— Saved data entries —

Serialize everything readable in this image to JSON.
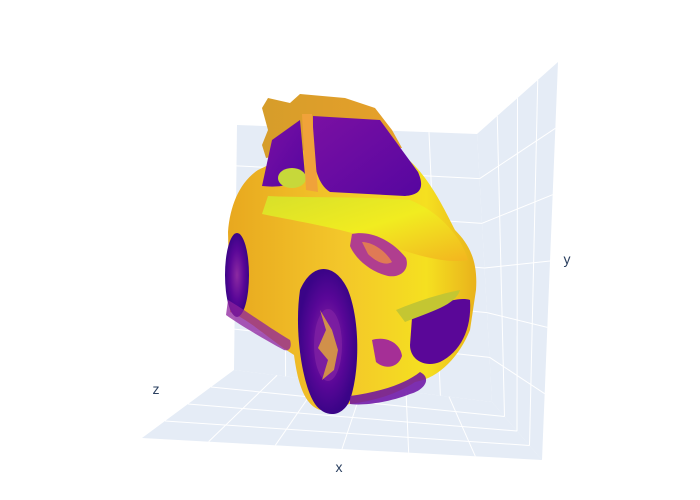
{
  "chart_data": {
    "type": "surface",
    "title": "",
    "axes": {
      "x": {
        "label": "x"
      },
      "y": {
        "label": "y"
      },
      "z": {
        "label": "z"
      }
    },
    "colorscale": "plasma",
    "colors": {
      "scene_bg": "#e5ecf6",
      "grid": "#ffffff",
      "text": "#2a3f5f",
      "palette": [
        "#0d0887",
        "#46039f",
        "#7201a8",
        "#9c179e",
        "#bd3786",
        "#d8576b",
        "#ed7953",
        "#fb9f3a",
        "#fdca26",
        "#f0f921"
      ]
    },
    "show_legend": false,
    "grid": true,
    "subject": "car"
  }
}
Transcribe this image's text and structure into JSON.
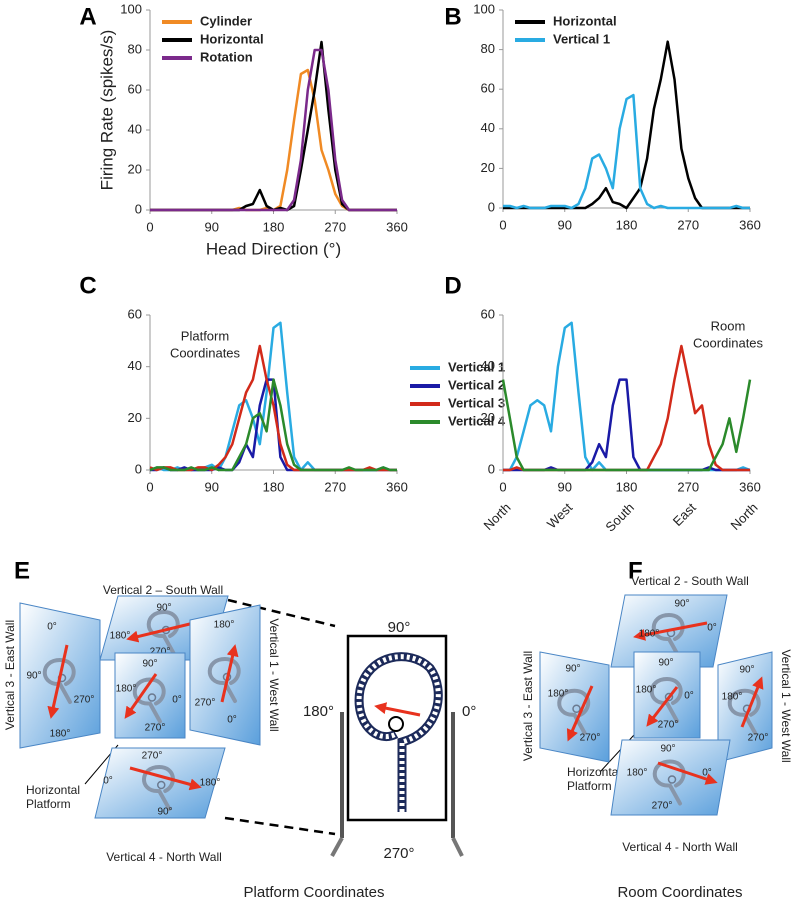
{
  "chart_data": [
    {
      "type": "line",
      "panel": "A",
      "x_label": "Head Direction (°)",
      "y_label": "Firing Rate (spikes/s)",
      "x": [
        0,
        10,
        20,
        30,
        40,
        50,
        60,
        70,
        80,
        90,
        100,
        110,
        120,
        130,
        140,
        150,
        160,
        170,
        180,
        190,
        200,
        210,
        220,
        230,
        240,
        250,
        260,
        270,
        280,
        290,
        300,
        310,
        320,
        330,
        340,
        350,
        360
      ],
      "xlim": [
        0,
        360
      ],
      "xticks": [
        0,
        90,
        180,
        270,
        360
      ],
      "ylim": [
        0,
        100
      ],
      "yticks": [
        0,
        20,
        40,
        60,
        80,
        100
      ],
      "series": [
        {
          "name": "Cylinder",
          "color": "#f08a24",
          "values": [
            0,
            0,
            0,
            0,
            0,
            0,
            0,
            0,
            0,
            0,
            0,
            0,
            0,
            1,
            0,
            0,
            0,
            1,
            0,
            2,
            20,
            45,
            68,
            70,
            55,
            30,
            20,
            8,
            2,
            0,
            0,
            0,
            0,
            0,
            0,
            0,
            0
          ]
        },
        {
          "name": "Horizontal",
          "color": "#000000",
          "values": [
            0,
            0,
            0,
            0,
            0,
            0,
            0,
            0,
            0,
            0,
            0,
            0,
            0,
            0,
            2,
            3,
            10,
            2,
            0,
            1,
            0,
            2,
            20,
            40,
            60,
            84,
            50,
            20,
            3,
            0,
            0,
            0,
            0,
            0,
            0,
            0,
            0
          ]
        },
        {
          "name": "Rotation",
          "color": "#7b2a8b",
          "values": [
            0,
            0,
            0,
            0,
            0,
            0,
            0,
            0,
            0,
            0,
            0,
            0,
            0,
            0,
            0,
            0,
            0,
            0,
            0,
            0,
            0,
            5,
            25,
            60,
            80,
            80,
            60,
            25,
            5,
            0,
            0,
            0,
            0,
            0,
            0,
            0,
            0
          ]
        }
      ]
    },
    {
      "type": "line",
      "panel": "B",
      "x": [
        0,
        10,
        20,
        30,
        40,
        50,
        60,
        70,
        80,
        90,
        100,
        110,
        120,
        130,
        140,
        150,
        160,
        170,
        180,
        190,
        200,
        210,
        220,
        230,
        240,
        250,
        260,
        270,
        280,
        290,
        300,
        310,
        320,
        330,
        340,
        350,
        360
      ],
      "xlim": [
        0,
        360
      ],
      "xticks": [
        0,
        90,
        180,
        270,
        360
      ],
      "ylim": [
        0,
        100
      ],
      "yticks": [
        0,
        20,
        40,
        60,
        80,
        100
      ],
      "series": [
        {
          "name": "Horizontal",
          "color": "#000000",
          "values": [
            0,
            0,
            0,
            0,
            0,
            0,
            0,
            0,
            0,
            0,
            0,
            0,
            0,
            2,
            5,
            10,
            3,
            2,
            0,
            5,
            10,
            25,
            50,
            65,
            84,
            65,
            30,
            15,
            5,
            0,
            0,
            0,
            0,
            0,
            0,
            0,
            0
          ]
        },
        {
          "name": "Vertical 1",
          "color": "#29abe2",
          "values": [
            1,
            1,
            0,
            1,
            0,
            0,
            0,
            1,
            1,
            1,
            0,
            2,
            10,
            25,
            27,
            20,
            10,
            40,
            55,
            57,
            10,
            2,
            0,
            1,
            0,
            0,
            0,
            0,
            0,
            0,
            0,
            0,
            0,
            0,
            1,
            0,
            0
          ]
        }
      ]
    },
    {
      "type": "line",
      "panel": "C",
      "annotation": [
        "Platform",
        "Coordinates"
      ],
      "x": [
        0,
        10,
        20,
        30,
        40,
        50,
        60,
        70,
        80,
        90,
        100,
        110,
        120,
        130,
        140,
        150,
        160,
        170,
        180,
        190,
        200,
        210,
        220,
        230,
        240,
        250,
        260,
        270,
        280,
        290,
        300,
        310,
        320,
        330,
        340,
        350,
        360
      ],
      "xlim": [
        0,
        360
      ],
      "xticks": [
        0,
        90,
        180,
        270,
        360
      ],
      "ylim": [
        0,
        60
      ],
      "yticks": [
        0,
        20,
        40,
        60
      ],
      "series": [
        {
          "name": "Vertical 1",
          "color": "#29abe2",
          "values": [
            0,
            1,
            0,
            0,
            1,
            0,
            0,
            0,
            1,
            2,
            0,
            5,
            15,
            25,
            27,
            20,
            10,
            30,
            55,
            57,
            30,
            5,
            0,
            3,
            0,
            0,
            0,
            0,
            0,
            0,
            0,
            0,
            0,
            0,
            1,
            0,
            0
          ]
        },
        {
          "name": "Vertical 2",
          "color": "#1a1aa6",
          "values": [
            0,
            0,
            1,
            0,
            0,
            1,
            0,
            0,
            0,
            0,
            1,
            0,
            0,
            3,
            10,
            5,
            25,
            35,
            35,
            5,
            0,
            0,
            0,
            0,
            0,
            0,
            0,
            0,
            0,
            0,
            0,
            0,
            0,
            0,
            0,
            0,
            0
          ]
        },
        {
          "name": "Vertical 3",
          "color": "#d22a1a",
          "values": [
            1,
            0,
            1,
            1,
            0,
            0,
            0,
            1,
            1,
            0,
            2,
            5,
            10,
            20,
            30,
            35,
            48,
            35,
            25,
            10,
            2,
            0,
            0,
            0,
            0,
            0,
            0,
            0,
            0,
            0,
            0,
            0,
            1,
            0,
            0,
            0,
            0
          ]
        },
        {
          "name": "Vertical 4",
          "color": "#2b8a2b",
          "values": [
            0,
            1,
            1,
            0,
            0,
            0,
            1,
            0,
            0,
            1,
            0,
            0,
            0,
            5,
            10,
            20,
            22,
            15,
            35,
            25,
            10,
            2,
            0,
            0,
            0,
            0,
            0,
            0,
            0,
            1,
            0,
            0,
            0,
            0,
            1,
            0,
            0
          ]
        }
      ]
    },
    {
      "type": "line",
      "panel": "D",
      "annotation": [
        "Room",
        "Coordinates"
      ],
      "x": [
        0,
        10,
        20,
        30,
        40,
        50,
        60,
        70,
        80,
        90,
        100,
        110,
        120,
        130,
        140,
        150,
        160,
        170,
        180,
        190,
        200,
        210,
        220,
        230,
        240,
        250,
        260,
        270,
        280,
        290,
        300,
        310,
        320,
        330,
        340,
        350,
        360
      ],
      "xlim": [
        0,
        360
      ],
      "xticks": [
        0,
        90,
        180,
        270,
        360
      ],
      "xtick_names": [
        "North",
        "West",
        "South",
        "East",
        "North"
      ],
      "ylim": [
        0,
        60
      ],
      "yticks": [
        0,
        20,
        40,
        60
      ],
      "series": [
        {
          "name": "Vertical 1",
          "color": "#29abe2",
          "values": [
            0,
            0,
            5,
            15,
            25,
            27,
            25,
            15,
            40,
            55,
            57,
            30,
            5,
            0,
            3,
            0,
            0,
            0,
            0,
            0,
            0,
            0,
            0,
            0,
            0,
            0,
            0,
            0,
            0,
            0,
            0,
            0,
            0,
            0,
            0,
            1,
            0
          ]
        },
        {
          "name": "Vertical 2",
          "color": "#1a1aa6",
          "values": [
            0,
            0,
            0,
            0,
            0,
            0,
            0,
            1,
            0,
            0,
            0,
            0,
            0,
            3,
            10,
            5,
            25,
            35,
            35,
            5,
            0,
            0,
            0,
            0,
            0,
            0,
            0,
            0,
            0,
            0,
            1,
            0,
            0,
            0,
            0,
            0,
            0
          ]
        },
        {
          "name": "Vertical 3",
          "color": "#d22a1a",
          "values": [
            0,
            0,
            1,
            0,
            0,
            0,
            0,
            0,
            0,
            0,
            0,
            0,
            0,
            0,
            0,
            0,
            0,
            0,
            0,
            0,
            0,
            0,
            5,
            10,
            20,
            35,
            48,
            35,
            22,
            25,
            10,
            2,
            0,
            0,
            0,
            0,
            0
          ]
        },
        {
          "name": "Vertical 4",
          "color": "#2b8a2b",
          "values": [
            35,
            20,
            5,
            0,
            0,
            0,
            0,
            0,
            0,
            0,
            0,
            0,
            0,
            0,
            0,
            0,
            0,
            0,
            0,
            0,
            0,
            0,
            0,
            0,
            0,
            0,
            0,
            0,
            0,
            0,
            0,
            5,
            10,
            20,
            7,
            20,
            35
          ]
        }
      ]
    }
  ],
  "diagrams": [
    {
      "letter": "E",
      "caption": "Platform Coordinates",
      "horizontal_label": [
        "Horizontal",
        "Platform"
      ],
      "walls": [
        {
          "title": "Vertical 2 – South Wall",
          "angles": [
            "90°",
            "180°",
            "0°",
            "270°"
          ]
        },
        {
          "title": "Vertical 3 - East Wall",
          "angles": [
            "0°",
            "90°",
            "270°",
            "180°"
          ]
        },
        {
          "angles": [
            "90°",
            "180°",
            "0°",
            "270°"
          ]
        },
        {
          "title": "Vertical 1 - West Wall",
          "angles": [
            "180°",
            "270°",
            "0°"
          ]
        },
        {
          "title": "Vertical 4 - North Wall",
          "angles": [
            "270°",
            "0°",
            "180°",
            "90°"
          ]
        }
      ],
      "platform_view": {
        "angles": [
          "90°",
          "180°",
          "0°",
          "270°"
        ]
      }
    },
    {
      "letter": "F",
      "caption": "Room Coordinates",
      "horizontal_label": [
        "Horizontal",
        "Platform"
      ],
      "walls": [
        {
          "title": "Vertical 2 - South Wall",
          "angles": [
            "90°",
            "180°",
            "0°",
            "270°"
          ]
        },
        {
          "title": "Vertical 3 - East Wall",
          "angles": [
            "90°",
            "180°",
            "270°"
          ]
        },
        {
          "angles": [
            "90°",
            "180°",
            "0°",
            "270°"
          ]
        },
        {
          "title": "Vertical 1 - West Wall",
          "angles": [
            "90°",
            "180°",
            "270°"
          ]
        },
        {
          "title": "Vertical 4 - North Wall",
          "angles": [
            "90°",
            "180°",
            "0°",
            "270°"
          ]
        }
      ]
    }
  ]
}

---

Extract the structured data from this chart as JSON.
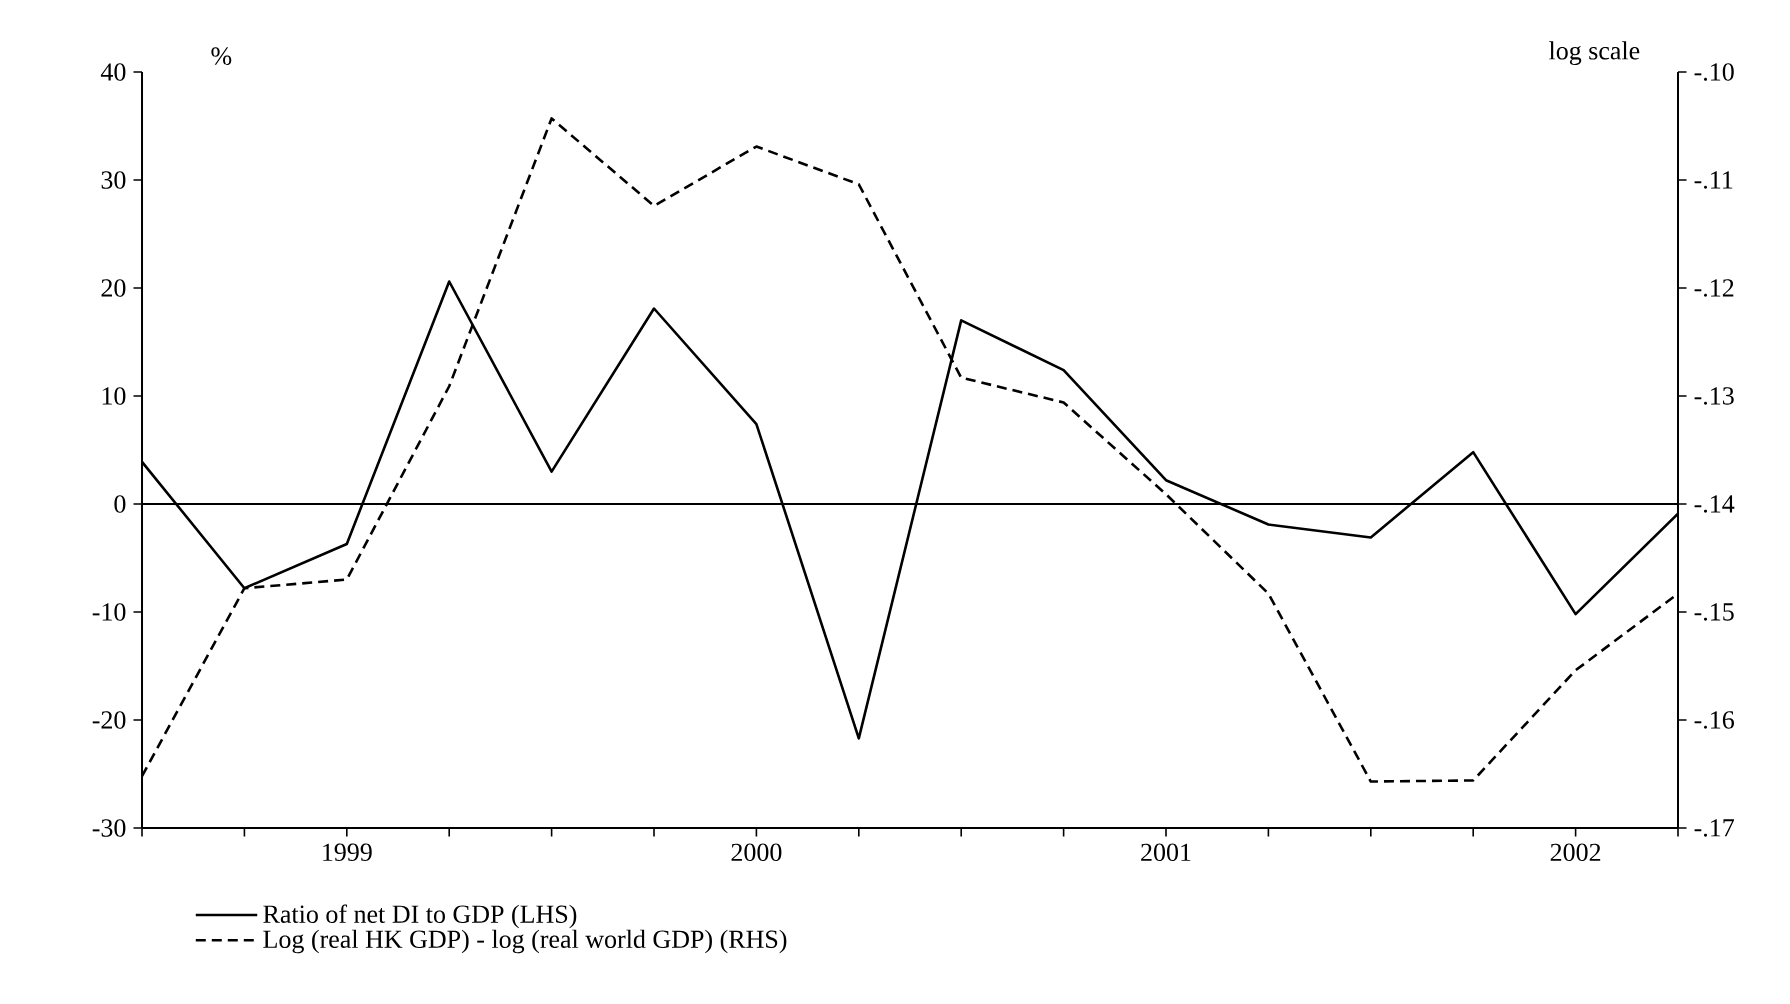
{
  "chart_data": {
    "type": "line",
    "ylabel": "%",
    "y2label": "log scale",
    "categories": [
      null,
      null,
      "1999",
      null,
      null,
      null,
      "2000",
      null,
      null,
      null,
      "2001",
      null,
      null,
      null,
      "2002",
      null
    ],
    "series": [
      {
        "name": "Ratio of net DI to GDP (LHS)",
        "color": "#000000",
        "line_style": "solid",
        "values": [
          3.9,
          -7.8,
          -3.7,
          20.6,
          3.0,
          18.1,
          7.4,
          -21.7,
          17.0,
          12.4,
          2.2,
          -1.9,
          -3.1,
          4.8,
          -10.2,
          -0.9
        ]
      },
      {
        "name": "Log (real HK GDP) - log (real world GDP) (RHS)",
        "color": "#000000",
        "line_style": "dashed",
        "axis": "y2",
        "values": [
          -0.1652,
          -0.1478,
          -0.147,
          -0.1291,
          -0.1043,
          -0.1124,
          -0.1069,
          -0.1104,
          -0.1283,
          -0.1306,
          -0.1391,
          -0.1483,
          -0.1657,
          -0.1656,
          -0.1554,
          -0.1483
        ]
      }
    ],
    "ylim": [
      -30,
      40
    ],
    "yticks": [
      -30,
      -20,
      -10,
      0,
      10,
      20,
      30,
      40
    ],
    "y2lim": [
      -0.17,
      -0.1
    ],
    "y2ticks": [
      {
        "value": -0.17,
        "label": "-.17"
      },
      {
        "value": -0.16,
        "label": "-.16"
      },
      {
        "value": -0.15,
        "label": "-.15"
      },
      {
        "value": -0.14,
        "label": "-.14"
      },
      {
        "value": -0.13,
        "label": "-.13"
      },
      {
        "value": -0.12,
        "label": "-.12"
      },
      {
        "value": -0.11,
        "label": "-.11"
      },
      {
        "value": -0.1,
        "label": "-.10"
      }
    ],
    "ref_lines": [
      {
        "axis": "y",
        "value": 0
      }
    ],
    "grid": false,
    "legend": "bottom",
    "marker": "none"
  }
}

— Short exercise —
List every line from the entries above in which "image" appears.

— Full answer —
Serialize everything readable in this image to JSON.
Transcribe this image's text and structure into JSON.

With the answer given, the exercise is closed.